Short task >> Restate the data exactly as given and keep the pictures out.

Data rows >>
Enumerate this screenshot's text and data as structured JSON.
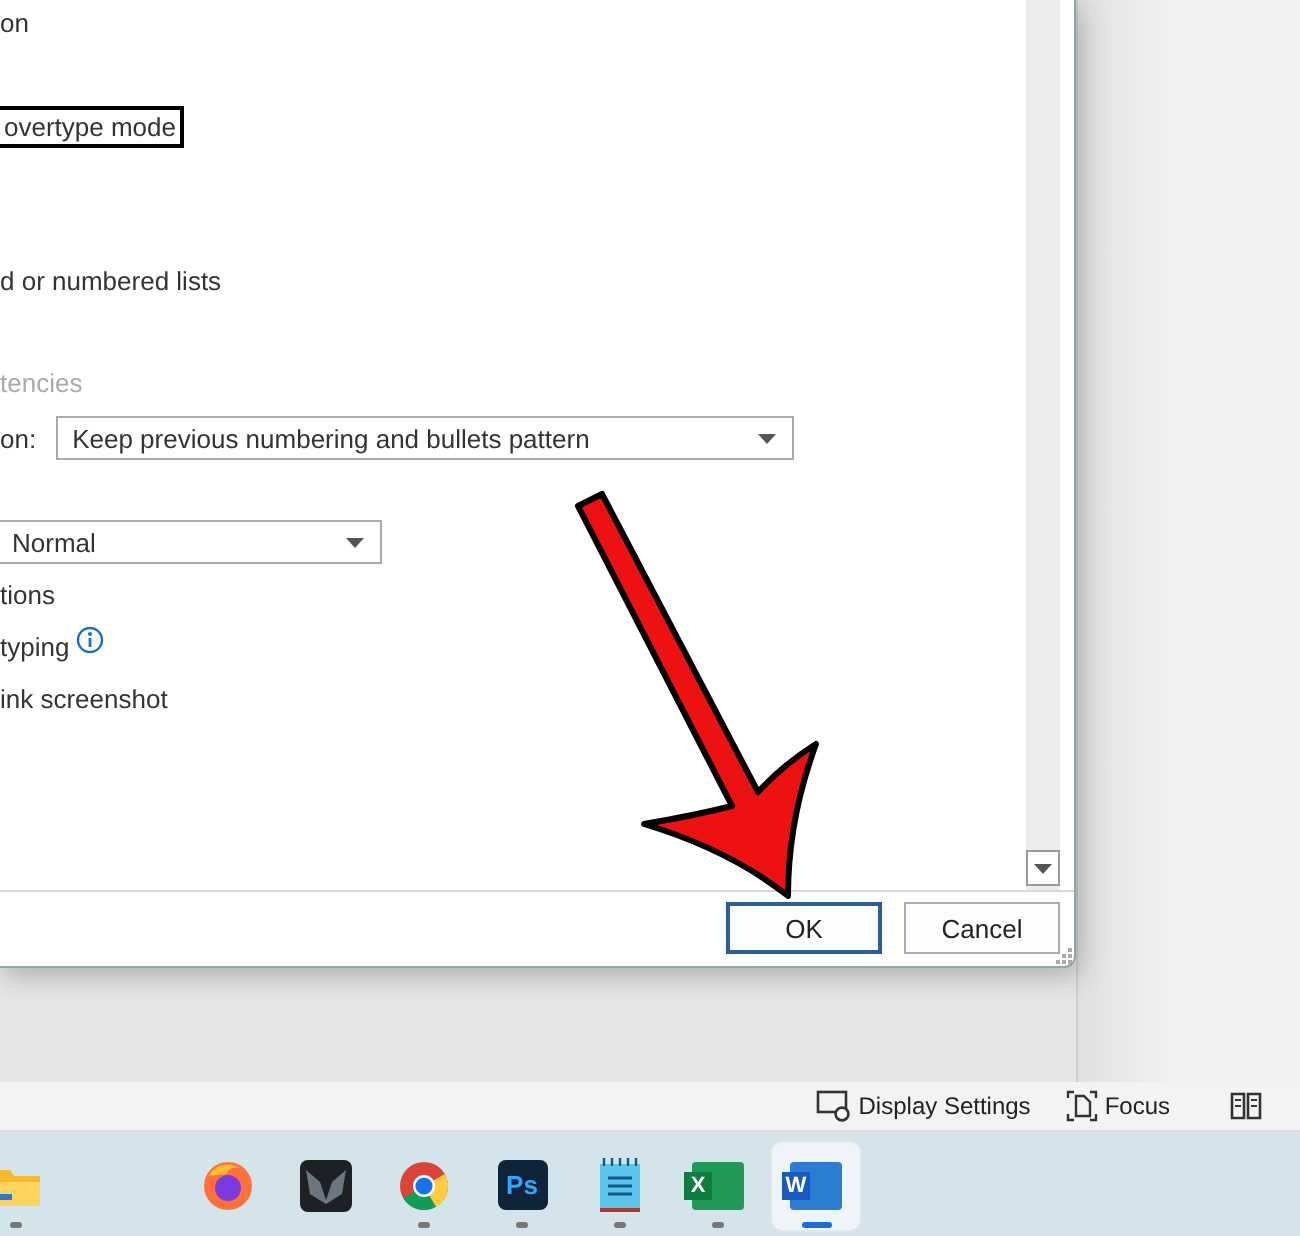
{
  "dialog": {
    "lines": [
      {
        "kind": "text",
        "text": "on",
        "disabled": false
      },
      {
        "kind": "focused",
        "text": "overtype mode",
        "disabled": false
      },
      {
        "kind": "text",
        "text": "d or numbered lists",
        "disabled": false
      },
      {
        "kind": "text",
        "text": "tencies",
        "disabled": true
      },
      {
        "kind": "select",
        "label": "on:",
        "value": "Keep previous numbering and bullets pattern"
      },
      {
        "kind": "select",
        "value": "Normal"
      },
      {
        "kind": "text",
        "text": "tions",
        "disabled": false
      },
      {
        "kind": "text",
        "text": "typing",
        "disabled": false,
        "info": true
      },
      {
        "kind": "text",
        "text": "ink screenshot",
        "disabled": false
      }
    ],
    "buttons": [
      {
        "label": "OK",
        "default": true
      },
      {
        "label": "Cancel",
        "default": false
      }
    ]
  },
  "status_bar": [
    {
      "kind": "display",
      "label": "Display Settings"
    },
    {
      "kind": "focus",
      "label": "Focus"
    },
    {
      "kind": "read"
    }
  ],
  "taskbar": [
    {
      "kind": "folder",
      "running": true,
      "selected": false
    },
    {
      "kind": "browser",
      "running": false,
      "selected": false
    },
    {
      "kind": "mask",
      "running": false,
      "selected": false
    },
    {
      "kind": "wheel",
      "running": true,
      "selected": false
    },
    {
      "kind": "letter",
      "letter": "Ps",
      "running": true,
      "selected": false
    },
    {
      "kind": "notepad",
      "running": true,
      "selected": false
    },
    {
      "kind": "sheet",
      "letter": "X",
      "running": true,
      "selected": false
    },
    {
      "kind": "doc",
      "letter": "W",
      "running": true,
      "selected": true
    }
  ]
}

The completed task >>
Enumerate this screenshot's text and data as structured JSON.
{
  "dialog": {
    "lines": [
      {
        "kind": "text",
        "text": "on",
        "disabled": false
      },
      {
        "kind": "focused",
        "text": "overtype mode",
        "disabled": false
      },
      {
        "kind": "text",
        "text": "d or numbered lists",
        "disabled": false
      },
      {
        "kind": "text",
        "text": "tencies",
        "disabled": true
      },
      {
        "kind": "select",
        "label": "on:",
        "value": "Keep previous numbering and bullets pattern"
      },
      {
        "kind": "select",
        "value": "Normal"
      },
      {
        "kind": "text",
        "text": "tions",
        "disabled": false
      },
      {
        "kind": "text",
        "text": "typing",
        "disabled": false,
        "info": true
      },
      {
        "kind": "text",
        "text": "ink screenshot",
        "disabled": false
      }
    ],
    "buttons": [
      {
        "label": "OK",
        "default": true
      },
      {
        "label": "Cancel",
        "default": false
      }
    ]
  },
  "status_bar": [
    {
      "kind": "display",
      "label": "Display Settings"
    },
    {
      "kind": "focus",
      "label": "Focus"
    },
    {
      "kind": "read"
    }
  ],
  "taskbar": [
    {
      "kind": "folder",
      "running": true,
      "selected": false
    },
    {
      "kind": "browser",
      "running": false,
      "selected": false
    },
    {
      "kind": "mask",
      "running": false,
      "selected": false
    },
    {
      "kind": "wheel",
      "running": true,
      "selected": false
    },
    {
      "kind": "letter",
      "letter": "Ps",
      "running": true,
      "selected": false
    },
    {
      "kind": "notepad",
      "running": true,
      "selected": false
    },
    {
      "kind": "sheet",
      "letter": "X",
      "running": true,
      "selected": false
    },
    {
      "kind": "doc",
      "letter": "W",
      "running": true,
      "selected": true
    }
  ]
}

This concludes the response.